─── THE DATA ───

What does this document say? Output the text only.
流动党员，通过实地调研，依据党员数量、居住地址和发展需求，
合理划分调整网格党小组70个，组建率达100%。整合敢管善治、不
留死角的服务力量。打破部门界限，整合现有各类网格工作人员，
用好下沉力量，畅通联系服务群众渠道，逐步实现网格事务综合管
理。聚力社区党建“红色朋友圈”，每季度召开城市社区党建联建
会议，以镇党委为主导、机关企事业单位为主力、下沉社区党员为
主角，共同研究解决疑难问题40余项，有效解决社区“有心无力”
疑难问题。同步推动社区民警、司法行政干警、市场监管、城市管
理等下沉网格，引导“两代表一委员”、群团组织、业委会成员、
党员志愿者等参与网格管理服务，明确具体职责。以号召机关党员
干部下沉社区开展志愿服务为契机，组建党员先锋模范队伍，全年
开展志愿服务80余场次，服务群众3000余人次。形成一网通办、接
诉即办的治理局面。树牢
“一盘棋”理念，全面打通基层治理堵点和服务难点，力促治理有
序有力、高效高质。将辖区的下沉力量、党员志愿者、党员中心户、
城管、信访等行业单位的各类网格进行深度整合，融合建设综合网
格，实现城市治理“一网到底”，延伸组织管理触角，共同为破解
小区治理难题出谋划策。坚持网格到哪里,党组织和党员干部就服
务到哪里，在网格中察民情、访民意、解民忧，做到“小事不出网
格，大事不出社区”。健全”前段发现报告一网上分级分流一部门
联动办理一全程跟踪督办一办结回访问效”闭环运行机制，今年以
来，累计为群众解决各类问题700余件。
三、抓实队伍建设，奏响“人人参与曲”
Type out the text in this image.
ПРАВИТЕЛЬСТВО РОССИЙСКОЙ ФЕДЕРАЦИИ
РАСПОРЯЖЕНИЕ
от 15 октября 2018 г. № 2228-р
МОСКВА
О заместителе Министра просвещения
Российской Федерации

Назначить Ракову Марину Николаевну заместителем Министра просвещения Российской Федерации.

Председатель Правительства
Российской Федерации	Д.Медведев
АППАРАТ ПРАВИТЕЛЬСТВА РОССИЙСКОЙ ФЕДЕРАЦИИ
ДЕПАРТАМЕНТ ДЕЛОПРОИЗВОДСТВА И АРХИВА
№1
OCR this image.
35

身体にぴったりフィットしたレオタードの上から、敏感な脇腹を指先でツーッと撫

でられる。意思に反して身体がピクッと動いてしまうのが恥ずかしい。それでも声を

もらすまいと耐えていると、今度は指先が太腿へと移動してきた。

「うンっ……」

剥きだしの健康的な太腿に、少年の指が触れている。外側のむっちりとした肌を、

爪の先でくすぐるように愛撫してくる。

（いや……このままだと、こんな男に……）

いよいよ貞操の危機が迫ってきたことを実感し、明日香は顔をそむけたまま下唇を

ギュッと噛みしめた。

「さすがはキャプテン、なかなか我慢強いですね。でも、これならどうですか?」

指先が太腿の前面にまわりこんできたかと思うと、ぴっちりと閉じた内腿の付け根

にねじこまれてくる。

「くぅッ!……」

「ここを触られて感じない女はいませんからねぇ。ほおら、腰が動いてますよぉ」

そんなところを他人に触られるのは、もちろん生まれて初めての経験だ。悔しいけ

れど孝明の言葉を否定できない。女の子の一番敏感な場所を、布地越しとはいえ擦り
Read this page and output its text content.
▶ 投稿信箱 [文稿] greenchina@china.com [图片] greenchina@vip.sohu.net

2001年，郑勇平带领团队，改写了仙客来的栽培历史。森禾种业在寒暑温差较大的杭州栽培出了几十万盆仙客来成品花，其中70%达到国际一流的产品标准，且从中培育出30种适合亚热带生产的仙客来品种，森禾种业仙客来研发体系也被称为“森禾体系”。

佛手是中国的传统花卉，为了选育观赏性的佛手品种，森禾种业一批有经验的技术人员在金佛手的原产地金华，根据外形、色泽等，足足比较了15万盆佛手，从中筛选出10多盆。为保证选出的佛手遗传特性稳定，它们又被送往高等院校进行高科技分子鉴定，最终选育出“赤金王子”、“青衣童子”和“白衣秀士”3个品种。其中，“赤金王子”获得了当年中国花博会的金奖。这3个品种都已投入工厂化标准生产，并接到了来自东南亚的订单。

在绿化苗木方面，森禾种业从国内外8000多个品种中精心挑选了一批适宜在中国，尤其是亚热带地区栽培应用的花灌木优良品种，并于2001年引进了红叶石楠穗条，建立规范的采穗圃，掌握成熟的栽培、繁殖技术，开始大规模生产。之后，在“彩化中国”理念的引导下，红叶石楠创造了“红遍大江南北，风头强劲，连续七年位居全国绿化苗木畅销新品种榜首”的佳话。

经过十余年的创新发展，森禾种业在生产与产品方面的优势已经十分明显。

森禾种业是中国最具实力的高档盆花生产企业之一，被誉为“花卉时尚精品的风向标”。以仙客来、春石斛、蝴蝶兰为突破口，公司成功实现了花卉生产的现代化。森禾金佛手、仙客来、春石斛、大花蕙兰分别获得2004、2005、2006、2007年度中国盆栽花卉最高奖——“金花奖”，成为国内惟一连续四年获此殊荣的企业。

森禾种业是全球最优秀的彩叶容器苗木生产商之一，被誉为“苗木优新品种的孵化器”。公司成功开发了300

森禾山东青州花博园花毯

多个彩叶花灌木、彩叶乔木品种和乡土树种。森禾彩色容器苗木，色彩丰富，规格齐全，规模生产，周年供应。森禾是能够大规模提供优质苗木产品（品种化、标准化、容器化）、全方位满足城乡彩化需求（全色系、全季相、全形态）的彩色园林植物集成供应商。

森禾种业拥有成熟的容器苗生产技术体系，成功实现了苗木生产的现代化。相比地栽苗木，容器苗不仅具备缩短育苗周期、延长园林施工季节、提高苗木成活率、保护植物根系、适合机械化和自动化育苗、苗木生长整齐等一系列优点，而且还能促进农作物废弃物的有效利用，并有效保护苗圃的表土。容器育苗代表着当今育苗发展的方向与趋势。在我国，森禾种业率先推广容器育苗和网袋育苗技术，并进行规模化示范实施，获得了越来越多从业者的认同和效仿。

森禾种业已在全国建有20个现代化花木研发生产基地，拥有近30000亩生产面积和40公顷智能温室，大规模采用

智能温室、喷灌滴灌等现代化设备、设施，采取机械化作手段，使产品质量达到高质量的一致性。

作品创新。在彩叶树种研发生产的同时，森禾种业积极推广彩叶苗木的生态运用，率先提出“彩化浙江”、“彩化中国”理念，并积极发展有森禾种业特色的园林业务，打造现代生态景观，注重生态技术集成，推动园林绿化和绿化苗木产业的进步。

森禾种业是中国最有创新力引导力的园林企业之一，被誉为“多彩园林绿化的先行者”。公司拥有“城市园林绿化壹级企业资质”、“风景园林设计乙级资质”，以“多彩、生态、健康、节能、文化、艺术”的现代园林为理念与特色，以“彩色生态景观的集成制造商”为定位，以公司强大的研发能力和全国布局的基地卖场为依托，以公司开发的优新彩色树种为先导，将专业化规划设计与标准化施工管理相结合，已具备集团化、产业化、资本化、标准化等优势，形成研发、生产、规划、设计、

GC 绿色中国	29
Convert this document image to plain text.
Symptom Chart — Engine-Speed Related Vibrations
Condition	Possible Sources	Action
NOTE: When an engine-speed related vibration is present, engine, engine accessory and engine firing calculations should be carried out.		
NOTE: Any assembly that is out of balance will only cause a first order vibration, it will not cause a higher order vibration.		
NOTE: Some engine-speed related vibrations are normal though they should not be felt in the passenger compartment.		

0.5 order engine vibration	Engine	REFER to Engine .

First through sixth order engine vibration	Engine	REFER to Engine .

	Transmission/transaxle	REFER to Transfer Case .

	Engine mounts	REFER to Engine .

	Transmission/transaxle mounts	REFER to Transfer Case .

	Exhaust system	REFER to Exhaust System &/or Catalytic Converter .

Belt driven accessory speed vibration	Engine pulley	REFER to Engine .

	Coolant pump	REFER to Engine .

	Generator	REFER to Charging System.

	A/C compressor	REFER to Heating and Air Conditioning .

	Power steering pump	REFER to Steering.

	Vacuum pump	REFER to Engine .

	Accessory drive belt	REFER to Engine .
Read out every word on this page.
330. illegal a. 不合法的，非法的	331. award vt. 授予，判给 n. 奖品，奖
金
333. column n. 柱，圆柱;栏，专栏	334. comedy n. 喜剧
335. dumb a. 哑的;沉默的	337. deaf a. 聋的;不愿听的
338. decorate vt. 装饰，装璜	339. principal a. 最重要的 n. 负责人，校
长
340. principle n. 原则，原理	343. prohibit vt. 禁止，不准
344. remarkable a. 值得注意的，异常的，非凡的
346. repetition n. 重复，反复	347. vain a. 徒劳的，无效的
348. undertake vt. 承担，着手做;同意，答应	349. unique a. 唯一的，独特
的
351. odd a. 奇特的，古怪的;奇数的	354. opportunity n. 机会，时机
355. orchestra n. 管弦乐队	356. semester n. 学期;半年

───

### [TO BE DONE]
Print from the line containing "Read out every word on this page." to the last line above, exactly as written.

### [TASK SOLUTION]
Read out every word on this page.
330. illegal a. 不合法的，非法的	331. award vt. 授予，判给 n. 奖品，奖
金
333. column n. 柱，圆柱;栏，专栏	334. comedy n. 喜剧
335. dumb a. 哑的;沉默的	337. deaf a. 聋的;不愿听的
338. decorate vt. 装饰，装璜	339. principal a. 最重要的 n. 负责人，校
长
340. principle n. 原则，原理	343. prohibit vt. 禁止，不准
344. remarkable a. 值得注意的，异常的，非凡的
346. repetition n. 重复，反复	347. vain a. 徒劳的，无效的
348. undertake vt. 承担，着手做;同意，答应	349. unique a. 唯一的，独特
的
351. odd a. 奇特的，古怪的;奇数的	354. opportunity n. 机会，时机
355. orchestra n. 管弦乐队	356. semester n. 学期;半年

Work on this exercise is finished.